■ **Problem**: Scan the records and identify every line in which the string "Sucrose" occurs, then return those lines.

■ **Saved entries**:
[Start]
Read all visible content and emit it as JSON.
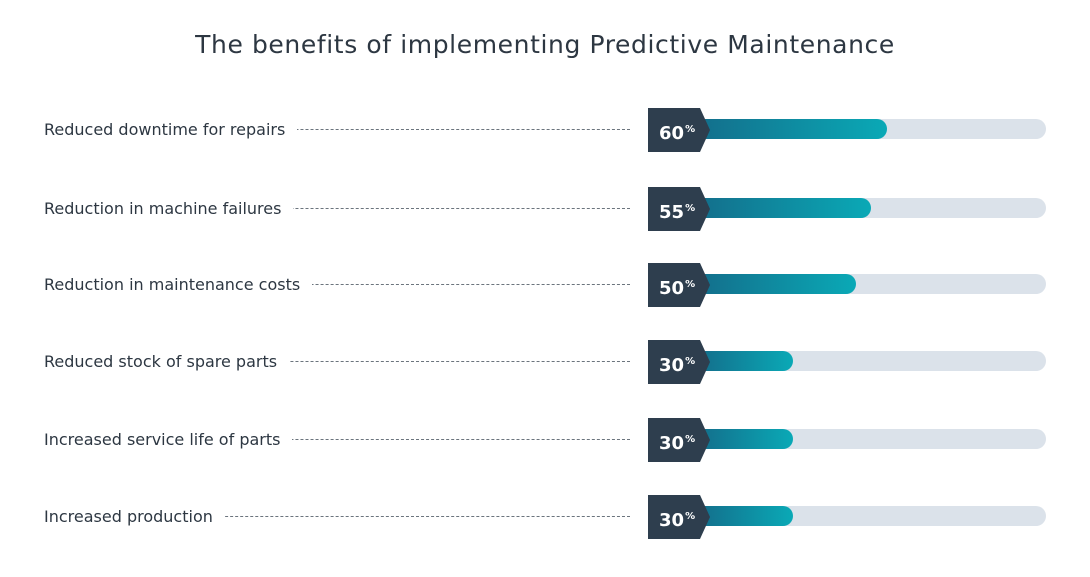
{
  "chart_data": {
    "type": "bar",
    "title": "The benefits of implementing Predictive Maintenance",
    "orientation": "horizontal",
    "categories": [
      "Reduced downtime for repairs",
      "Reduction in machine failures",
      "Reduction in maintenance costs",
      "Reduced stock of spare parts",
      "Increased service life of parts",
      "Increased production"
    ],
    "values": [
      60,
      55,
      50,
      30,
      30,
      30
    ],
    "value_labels": [
      "60",
      "55",
      "50",
      "30",
      "30",
      "30"
    ],
    "unit": "%",
    "xlim": [
      0,
      100
    ],
    "grid": false,
    "legend": "none",
    "colors": {
      "bar_start": "#136f8c",
      "bar_end": "#0aa9b6",
      "track": "#dbe2ea",
      "badge": "#2e3e4e",
      "text": "#2d3742"
    }
  }
}
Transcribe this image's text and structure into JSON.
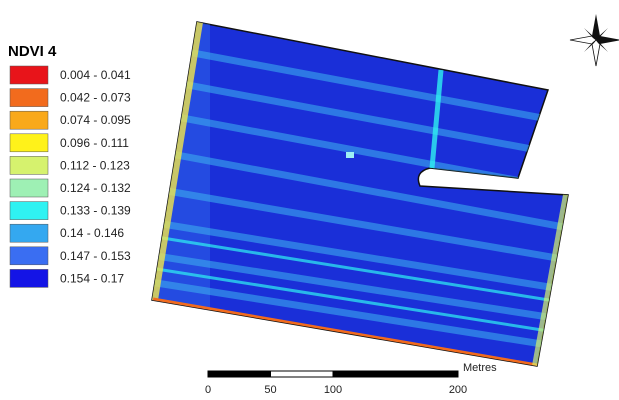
{
  "legend": {
    "title": "NDVI 4",
    "items": [
      {
        "label": "0.004 - 0.041",
        "color": "#e8141a"
      },
      {
        "label": "0.042 - 0.073",
        "color": "#f26b1d"
      },
      {
        "label": "0.074 - 0.095",
        "color": "#f9a91b"
      },
      {
        "label": "0.096 - 0.111",
        "color": "#fff21a"
      },
      {
        "label": "0.112 - 0.123",
        "color": "#d6f26e"
      },
      {
        "label": "0.124 - 0.132",
        "color": "#9ef0b4"
      },
      {
        "label": "0.133 - 0.139",
        "color": "#2ff2f2"
      },
      {
        "label": "0.14 - 0.146",
        "color": "#34a8f0"
      },
      {
        "label": "0.147 - 0.153",
        "color": "#3a6ef2"
      },
      {
        "label": "0.154 - 0.17",
        "color": "#1414e6"
      }
    ]
  },
  "scale_bar": {
    "unit": "Metres",
    "ticks": [
      0,
      50,
      100,
      200
    ]
  }
}
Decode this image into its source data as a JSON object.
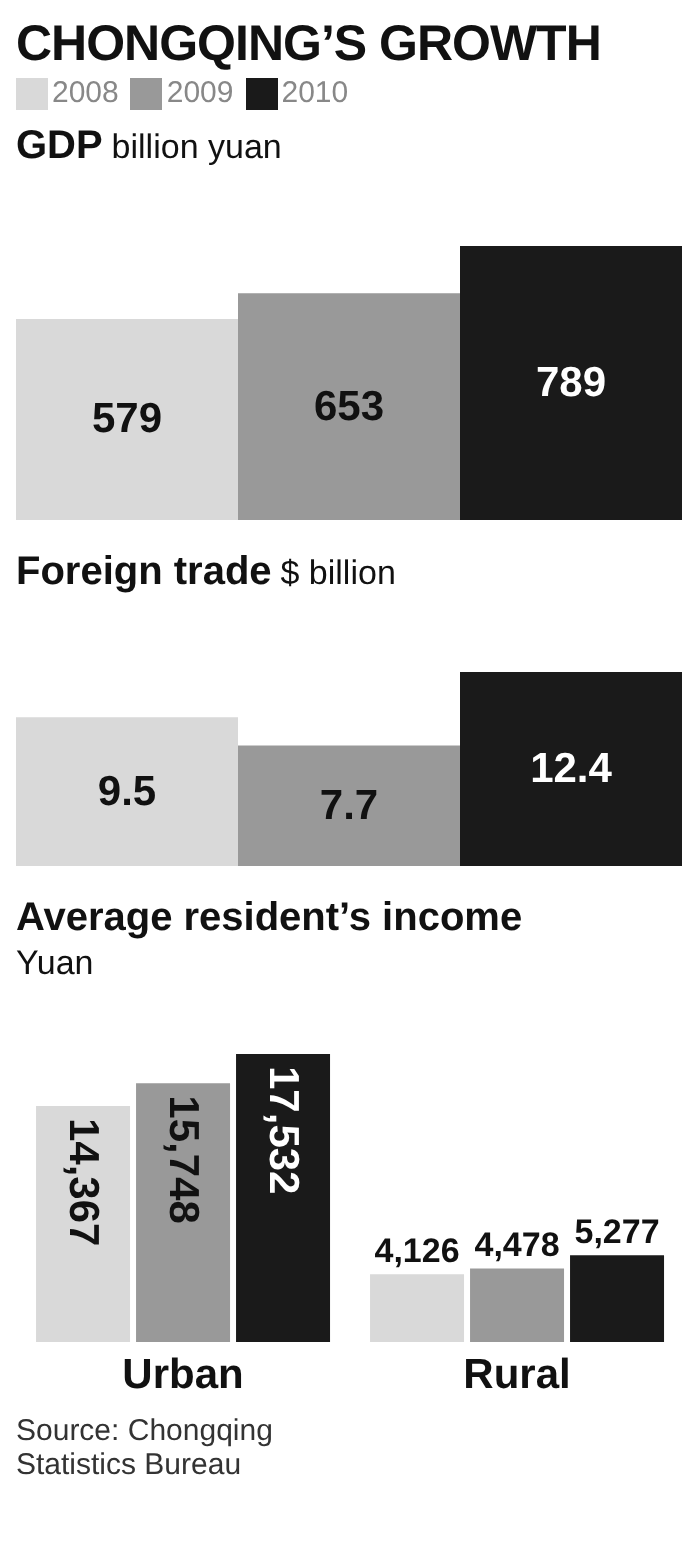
{
  "chart_data": [
    {
      "type": "bar",
      "title": "CHONGQING’S GROWTH",
      "subtitle": "GDP",
      "ylabel": "billion yuan",
      "categories": [
        null
      ],
      "legend": "top",
      "tick_labels": false,
      "data_labels": true,
      "series": [
        {
          "name": "2008",
          "color": "#d9d9d9",
          "values": [
            579
          ]
        },
        {
          "name": "2009",
          "color": "#999999",
          "values": [
            653
          ]
        },
        {
          "name": "2010",
          "color": "#1a1a1a",
          "values": [
            789
          ]
        }
      ]
    },
    {
      "type": "bar",
      "title": "Foreign trade",
      "ylabel": "$ billion",
      "categories": [
        null
      ],
      "tick_labels": false,
      "data_labels": true,
      "series": [
        {
          "color": "#d9d9d9",
          "values": [
            9.5
          ]
        },
        {
          "color": "#999999",
          "values": [
            7.7
          ]
        },
        {
          "color": "#1a1a1a",
          "values": [
            12.4
          ]
        }
      ]
    },
    {
      "type": "bar",
      "title": "Average resident’s income",
      "ylabel": "Yuan",
      "categories": [
        "Urban",
        "Rural"
      ],
      "tick_labels": "x",
      "series": [
        {
          "color": "#d9d9d9",
          "values": [
            14367,
            4126
          ],
          "value_labels": [
            "14,367",
            "4,126"
          ]
        },
        {
          "color": "#999999",
          "values": [
            15748,
            4478
          ],
          "value_labels": [
            "15,748",
            "4,478"
          ]
        },
        {
          "color": "#1a1a1a",
          "values": [
            17532,
            5277
          ],
          "value_labels": [
            "17,532",
            "5,277"
          ]
        }
      ],
      "annotations": [
        "Source: Chongqing Statistics Bureau"
      ]
    }
  ]
}
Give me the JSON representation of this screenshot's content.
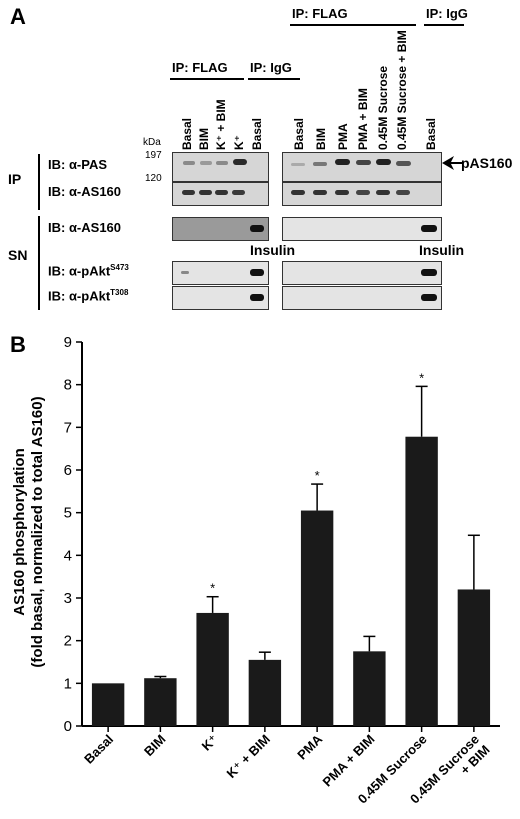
{
  "panel_a": {
    "letter": "A",
    "headers": {
      "ip_flag_left": "IP: FLAG",
      "ip_igg_left": "IP: IgG",
      "ip_flag_right": "IP: FLAG",
      "ip_igg_right": "IP: IgG"
    },
    "lanes_left": [
      "Basal",
      "BIM",
      "K⁺ + BIM",
      "K⁺",
      "Basal"
    ],
    "lanes_right": [
      "Basal",
      "BIM",
      "PMA",
      "PMA + BIM",
      "0.45M Sucrose",
      "0.45M Sucrose + BIM",
      "Basal"
    ],
    "kda_label": "kDa",
    "kda_197": "197",
    "kda_120": "120",
    "group_ip": "IP",
    "group_sn": "SN",
    "rows": {
      "pas": "IB: α-PAS",
      "as160_ip": "IB: α-AS160",
      "as160_sn": "IB: α-AS160",
      "pakt473": "IB: α-pAkt",
      "pakt473_sup": "S473",
      "pakt308": "IB: α-pAkt",
      "pakt308_sup": "T308"
    },
    "insulin_left": "Insulin",
    "insulin_right": "Insulin",
    "arrow_label": "pAS160"
  },
  "panel_b": {
    "letter": "B"
  },
  "chart_data": {
    "type": "bar",
    "title": "",
    "xlabel": "",
    "ylabel": "AS160 phosphorylation (fold basal, normalized to total AS160)",
    "ylabel_line1": "AS160 phosphorylation",
    "ylabel_line2": "(fold basal, normalized to total AS160)",
    "ylim": [
      0,
      9
    ],
    "yticks": [
      0,
      1,
      2,
      3,
      4,
      5,
      6,
      7,
      8,
      9
    ],
    "categories": [
      "Basal",
      "BIM",
      "K⁺",
      "K⁺ + BIM",
      "PMA",
      "PMA + BIM",
      "0.45M Sucrose",
      "0.45M Sucrose + BIM"
    ],
    "values": [
      1.0,
      1.12,
      2.65,
      1.55,
      5.05,
      1.75,
      6.78,
      3.2
    ],
    "errors": [
      0.0,
      0.04,
      0.38,
      0.18,
      0.62,
      0.35,
      1.18,
      1.27
    ],
    "significant": [
      false,
      false,
      true,
      false,
      true,
      false,
      true,
      false
    ],
    "significance_marker": "*",
    "bar_color": "#1a1a1a"
  }
}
[End]
■ **Written response**:
      "0.45M Sucrose",
      "0.45M Sucrose + BIM",
      "0.45M Sucrose",
      "0.45M Sucrose + BIM"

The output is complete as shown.